_Written task_. Scan the data below for the string "ylabel". Copy every line where it appears.

* Begin Data shown *

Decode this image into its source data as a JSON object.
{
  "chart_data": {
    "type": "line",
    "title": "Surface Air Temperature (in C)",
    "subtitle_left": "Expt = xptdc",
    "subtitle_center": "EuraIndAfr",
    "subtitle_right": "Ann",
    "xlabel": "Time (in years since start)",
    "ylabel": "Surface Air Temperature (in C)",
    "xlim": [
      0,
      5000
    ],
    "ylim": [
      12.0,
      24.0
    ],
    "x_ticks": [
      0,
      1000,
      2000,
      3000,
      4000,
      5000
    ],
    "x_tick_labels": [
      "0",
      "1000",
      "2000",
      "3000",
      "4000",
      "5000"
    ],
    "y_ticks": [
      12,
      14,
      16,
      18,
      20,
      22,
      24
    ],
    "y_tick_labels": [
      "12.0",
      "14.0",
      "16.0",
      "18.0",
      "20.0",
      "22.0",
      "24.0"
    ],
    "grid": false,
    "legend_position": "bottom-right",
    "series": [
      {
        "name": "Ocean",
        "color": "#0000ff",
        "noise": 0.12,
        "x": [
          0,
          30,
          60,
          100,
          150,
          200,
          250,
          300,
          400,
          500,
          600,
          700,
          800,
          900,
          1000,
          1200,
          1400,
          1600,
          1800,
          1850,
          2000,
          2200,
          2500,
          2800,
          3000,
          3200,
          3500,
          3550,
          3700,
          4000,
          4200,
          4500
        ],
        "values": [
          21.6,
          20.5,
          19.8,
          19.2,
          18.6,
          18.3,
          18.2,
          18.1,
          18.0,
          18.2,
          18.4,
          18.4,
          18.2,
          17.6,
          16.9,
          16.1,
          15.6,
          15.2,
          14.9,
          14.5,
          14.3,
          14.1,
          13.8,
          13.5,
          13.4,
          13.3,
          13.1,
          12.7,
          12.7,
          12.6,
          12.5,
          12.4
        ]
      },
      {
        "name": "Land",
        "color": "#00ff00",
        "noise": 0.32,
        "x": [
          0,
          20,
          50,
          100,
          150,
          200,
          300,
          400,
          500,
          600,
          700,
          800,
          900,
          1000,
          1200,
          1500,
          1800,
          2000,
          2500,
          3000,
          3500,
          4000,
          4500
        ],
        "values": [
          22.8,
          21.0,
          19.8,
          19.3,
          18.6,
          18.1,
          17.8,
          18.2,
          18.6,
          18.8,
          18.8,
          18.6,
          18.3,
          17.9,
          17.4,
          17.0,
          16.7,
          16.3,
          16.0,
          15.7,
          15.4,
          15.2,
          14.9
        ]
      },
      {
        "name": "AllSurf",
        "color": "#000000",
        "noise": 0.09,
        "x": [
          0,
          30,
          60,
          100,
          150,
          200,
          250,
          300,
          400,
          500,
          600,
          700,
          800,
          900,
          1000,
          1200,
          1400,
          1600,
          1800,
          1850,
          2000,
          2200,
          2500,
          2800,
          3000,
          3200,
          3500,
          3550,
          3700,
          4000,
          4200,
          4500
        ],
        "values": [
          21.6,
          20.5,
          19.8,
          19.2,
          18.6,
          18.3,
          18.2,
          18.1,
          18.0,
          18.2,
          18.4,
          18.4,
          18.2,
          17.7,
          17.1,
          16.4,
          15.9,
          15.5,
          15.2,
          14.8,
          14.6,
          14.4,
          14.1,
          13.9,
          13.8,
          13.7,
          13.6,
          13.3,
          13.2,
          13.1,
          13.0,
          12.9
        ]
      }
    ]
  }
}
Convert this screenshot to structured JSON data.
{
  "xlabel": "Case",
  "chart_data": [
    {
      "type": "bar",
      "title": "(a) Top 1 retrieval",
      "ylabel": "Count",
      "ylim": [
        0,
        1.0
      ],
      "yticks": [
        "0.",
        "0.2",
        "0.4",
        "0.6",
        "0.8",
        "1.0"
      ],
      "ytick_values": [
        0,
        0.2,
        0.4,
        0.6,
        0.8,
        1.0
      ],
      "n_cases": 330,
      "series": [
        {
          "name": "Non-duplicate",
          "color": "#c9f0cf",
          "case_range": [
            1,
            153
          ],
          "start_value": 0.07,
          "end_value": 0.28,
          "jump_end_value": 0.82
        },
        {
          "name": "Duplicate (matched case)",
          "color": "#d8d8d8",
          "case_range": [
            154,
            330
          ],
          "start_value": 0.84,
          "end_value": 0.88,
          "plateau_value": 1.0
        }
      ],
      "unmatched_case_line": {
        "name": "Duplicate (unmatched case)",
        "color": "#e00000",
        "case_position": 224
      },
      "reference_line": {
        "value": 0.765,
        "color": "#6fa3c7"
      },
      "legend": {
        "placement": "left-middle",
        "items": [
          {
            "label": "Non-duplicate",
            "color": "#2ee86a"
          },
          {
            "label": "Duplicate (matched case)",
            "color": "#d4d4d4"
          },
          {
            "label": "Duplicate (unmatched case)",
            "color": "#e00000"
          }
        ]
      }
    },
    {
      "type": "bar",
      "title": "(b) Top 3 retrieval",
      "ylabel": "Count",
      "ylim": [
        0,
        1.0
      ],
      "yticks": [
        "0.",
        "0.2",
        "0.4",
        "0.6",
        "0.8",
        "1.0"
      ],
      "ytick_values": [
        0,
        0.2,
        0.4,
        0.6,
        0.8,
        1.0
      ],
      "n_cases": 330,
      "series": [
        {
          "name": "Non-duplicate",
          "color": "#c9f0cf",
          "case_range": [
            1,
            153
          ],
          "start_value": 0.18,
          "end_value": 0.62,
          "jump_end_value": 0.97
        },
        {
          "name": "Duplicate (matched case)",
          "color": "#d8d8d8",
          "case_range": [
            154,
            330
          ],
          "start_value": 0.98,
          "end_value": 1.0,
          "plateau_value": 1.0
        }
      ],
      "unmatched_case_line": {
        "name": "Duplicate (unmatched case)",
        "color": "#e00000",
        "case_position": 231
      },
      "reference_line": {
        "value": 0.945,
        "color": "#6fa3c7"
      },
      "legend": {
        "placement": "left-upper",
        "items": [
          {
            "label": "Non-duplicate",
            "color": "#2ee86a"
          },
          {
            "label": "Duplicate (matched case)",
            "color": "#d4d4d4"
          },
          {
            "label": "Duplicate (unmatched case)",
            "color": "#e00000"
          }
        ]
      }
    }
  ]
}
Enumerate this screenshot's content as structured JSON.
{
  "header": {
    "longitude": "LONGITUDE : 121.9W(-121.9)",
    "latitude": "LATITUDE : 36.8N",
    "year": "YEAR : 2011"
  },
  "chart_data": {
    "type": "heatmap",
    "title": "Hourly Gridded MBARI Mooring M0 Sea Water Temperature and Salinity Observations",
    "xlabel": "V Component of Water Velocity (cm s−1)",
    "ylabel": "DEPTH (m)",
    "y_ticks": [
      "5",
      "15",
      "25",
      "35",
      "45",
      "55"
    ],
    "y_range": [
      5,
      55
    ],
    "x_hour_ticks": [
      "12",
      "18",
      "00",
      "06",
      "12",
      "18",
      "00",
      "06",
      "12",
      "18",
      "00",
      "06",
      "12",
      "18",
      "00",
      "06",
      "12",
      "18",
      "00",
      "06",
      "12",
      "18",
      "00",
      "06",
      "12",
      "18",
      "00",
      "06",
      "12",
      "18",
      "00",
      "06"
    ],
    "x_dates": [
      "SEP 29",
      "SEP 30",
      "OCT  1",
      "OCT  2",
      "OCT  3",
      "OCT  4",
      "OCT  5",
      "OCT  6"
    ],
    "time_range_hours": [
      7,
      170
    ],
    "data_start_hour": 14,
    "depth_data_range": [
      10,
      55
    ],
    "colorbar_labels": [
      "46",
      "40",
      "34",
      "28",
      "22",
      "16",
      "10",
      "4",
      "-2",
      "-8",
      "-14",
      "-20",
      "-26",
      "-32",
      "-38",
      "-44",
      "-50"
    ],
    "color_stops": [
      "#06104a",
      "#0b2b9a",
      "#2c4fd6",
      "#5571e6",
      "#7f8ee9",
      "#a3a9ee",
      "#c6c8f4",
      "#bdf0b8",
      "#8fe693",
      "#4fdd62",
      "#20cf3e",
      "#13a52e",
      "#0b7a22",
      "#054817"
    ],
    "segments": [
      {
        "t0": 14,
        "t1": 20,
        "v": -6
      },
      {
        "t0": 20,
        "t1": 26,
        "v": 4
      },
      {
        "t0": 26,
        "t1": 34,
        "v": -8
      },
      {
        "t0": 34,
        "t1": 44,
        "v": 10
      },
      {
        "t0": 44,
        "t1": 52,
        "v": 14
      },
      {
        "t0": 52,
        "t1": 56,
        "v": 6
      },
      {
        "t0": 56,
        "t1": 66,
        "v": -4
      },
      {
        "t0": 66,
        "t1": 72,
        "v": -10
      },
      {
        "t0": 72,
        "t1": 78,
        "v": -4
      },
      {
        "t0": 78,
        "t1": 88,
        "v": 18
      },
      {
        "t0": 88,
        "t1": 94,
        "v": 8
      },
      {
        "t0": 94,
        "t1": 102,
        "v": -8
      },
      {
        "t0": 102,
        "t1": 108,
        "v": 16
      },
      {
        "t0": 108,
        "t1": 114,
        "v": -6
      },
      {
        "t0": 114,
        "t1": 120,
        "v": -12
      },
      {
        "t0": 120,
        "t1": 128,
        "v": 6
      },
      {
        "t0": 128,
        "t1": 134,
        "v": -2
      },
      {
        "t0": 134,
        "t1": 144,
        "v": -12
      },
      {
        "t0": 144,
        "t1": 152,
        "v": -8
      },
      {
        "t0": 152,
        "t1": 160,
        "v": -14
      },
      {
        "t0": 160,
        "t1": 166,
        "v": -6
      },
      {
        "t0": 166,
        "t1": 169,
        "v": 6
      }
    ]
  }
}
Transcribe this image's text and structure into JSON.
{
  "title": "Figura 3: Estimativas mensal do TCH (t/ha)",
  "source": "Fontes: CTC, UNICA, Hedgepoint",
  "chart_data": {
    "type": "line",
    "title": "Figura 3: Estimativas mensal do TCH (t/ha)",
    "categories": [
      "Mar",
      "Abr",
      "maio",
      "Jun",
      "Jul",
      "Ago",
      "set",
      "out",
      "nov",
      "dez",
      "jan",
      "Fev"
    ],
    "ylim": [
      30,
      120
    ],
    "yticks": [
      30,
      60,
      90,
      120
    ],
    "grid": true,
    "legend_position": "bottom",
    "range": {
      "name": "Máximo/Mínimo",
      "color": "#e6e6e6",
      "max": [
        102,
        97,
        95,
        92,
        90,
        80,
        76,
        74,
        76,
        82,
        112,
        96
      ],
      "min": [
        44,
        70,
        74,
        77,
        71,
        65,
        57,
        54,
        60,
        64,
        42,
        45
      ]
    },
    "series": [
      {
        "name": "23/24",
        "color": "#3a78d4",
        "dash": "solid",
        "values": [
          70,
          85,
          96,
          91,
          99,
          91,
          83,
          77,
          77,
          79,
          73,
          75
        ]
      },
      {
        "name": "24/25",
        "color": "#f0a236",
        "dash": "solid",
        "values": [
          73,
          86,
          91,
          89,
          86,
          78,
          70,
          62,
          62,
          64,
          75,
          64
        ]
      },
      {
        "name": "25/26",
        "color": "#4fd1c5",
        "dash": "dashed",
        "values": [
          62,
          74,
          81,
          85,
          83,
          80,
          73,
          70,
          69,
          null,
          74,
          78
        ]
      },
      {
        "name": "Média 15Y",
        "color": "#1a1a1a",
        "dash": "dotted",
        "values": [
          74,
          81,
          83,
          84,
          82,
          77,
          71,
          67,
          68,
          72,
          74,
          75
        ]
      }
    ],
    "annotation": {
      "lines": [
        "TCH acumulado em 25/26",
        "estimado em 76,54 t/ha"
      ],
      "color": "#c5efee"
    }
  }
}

* End Data shown *

_Full response_.
    "ylabel": "Surface Air Temperature (in C)",
      "ylabel": "Count",
      "ylabel": "Count",
    "ylabel": "DEPTH (m)",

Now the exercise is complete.